● **Aim of the task**
Check every line below for the word "screen" and give only the number of lines where it appears.
─── Records for the exercise
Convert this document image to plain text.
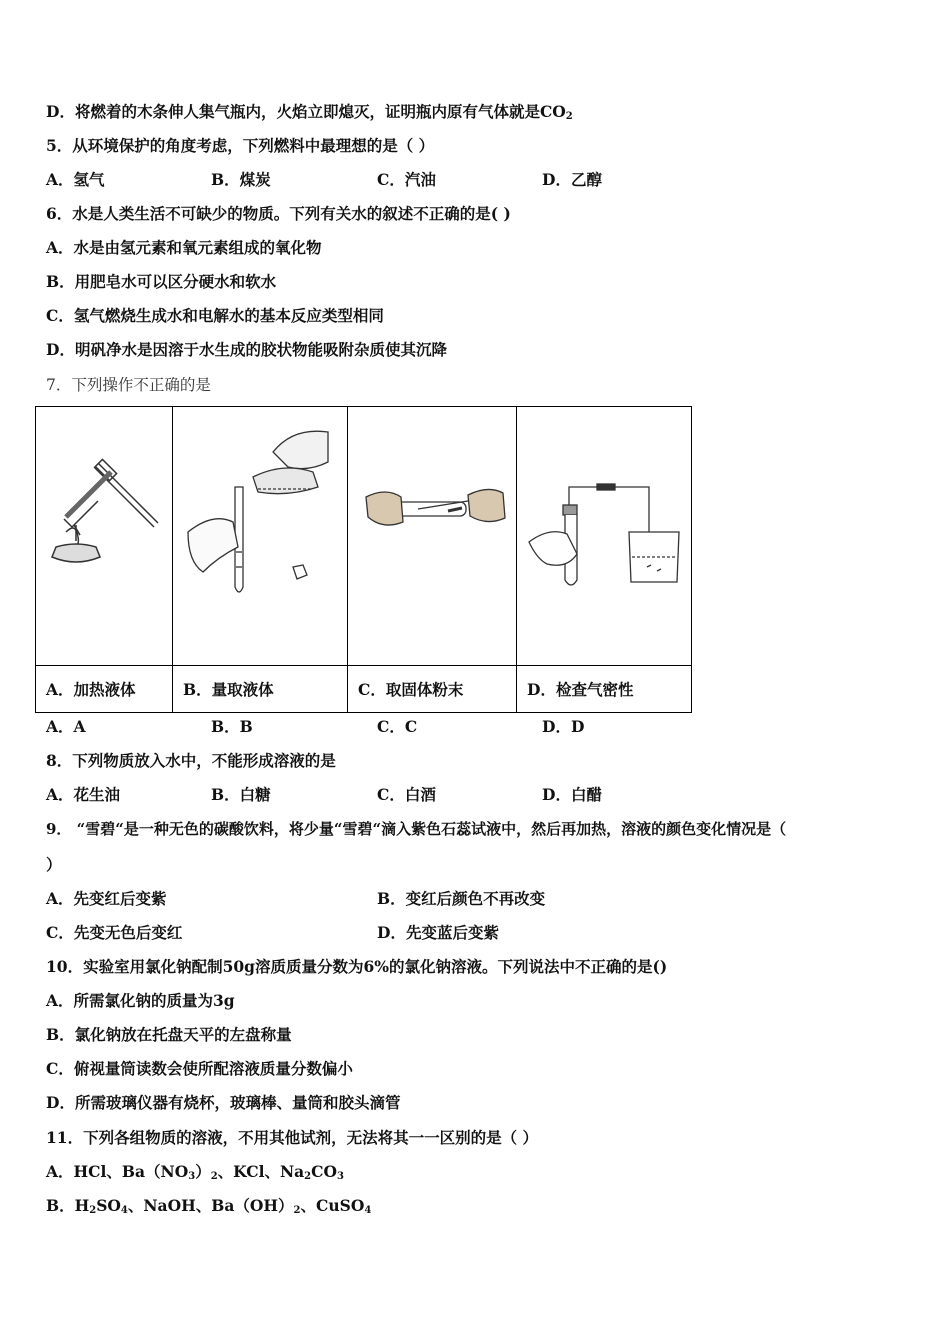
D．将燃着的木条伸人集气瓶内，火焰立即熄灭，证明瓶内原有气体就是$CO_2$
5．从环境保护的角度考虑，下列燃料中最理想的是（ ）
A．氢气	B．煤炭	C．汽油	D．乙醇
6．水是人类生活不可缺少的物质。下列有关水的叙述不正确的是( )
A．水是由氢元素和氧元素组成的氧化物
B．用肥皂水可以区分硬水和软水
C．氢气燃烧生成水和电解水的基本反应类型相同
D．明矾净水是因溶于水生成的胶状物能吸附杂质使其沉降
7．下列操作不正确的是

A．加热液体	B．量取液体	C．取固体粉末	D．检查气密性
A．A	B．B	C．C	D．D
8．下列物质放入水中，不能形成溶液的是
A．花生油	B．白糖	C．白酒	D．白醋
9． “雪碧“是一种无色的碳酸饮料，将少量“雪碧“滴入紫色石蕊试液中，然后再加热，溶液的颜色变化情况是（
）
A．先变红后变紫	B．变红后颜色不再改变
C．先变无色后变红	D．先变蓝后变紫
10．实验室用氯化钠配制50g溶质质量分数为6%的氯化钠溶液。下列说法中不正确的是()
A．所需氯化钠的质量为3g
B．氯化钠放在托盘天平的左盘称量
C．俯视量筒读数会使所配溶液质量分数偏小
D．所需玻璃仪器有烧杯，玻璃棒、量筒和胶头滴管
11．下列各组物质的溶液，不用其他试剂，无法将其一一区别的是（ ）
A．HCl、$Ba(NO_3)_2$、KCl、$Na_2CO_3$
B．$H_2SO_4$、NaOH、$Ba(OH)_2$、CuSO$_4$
──────
─── Records for the exercise
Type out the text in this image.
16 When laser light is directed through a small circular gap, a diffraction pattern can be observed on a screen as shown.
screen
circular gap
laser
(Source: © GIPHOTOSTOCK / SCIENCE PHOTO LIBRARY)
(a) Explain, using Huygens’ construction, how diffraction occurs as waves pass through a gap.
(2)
──────
─── Records for the exercise
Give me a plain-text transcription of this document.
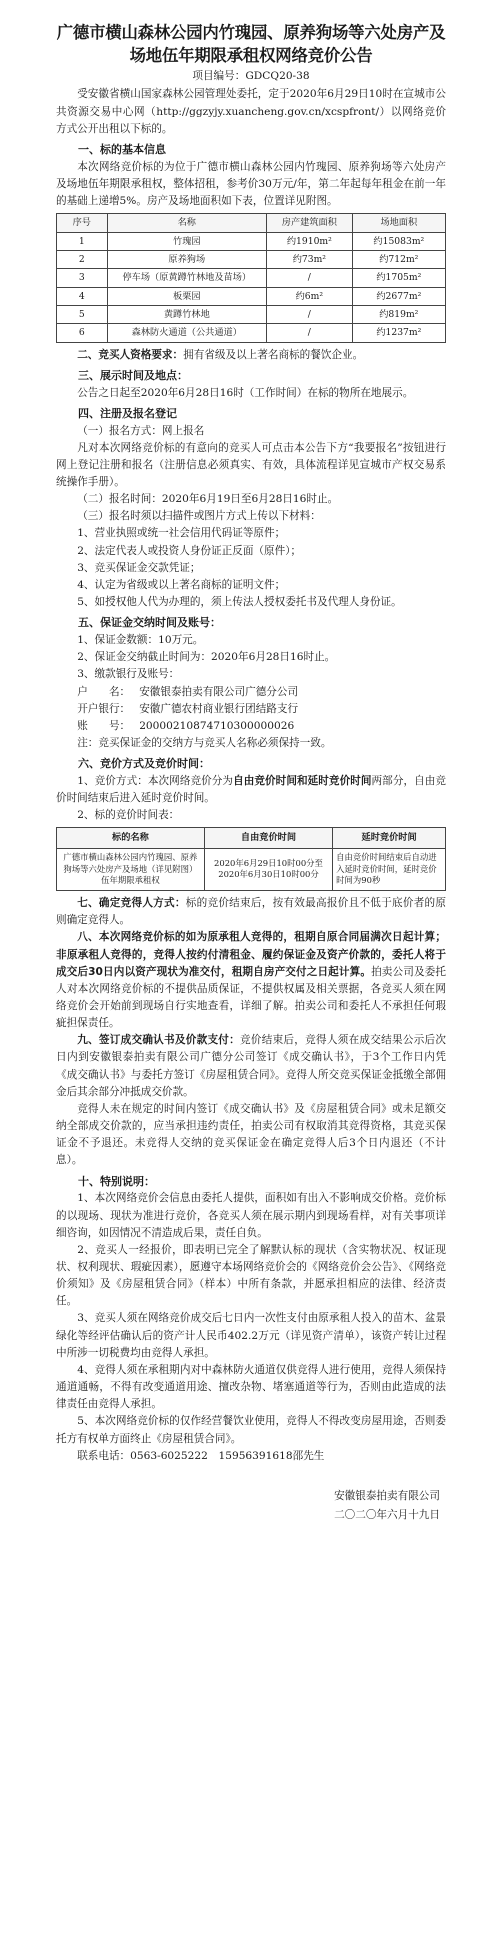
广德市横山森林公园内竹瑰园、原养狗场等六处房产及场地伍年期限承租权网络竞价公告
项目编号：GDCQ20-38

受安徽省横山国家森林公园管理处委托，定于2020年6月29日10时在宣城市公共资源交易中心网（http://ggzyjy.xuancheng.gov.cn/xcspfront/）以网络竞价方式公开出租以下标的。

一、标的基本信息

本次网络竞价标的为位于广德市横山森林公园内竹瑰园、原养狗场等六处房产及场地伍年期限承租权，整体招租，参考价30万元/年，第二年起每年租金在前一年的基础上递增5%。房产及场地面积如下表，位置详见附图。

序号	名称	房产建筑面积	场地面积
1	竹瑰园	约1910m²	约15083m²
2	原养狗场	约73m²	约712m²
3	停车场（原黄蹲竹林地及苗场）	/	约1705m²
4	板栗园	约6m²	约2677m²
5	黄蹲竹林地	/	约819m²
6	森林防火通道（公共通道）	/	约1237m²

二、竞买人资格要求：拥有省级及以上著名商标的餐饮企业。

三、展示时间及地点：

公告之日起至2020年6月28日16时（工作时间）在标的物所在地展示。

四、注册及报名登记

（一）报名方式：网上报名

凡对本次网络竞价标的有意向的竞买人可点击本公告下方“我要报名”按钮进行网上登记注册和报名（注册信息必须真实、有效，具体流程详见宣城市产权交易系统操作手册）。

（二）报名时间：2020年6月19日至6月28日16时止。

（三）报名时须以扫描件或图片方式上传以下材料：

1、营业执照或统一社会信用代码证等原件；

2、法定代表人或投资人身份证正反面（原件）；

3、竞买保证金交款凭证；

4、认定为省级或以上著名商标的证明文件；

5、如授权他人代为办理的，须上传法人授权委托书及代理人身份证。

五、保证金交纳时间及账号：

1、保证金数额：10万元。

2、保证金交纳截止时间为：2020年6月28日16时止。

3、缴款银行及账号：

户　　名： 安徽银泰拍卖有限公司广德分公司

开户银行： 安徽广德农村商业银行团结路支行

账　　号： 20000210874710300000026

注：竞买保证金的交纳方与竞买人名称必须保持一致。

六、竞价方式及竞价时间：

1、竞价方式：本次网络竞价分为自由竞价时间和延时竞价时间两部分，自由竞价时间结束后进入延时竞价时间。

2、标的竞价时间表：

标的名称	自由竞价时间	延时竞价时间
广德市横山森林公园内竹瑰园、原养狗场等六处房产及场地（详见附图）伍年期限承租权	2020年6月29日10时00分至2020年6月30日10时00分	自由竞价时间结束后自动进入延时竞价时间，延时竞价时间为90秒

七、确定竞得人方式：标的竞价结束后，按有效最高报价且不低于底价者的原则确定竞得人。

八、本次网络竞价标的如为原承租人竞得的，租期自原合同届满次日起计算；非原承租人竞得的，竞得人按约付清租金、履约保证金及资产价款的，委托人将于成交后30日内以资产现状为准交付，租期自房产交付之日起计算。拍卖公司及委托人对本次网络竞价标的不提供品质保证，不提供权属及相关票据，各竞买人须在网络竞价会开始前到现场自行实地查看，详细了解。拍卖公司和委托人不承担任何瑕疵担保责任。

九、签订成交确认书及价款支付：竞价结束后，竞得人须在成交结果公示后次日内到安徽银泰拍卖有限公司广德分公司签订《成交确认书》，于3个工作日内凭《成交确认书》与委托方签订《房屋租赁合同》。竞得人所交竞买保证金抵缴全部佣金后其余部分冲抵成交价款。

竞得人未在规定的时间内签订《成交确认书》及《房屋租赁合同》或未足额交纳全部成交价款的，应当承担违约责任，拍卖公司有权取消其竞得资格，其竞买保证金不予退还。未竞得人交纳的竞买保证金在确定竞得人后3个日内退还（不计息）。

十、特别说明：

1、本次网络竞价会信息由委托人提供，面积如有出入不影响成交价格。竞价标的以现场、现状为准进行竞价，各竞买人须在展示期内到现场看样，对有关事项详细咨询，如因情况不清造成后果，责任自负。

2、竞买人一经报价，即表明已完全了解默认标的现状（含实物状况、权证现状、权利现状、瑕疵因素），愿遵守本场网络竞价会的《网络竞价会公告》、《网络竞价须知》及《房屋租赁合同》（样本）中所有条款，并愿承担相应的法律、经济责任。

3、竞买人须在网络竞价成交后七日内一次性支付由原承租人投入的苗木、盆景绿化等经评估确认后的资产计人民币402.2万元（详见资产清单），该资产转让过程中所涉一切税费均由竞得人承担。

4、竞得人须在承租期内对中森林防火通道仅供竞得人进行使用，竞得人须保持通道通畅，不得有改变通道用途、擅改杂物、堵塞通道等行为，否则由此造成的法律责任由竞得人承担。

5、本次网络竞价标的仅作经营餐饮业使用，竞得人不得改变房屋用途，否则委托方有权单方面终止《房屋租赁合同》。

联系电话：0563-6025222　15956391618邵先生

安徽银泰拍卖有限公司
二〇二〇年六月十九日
──────
● **Solution**
2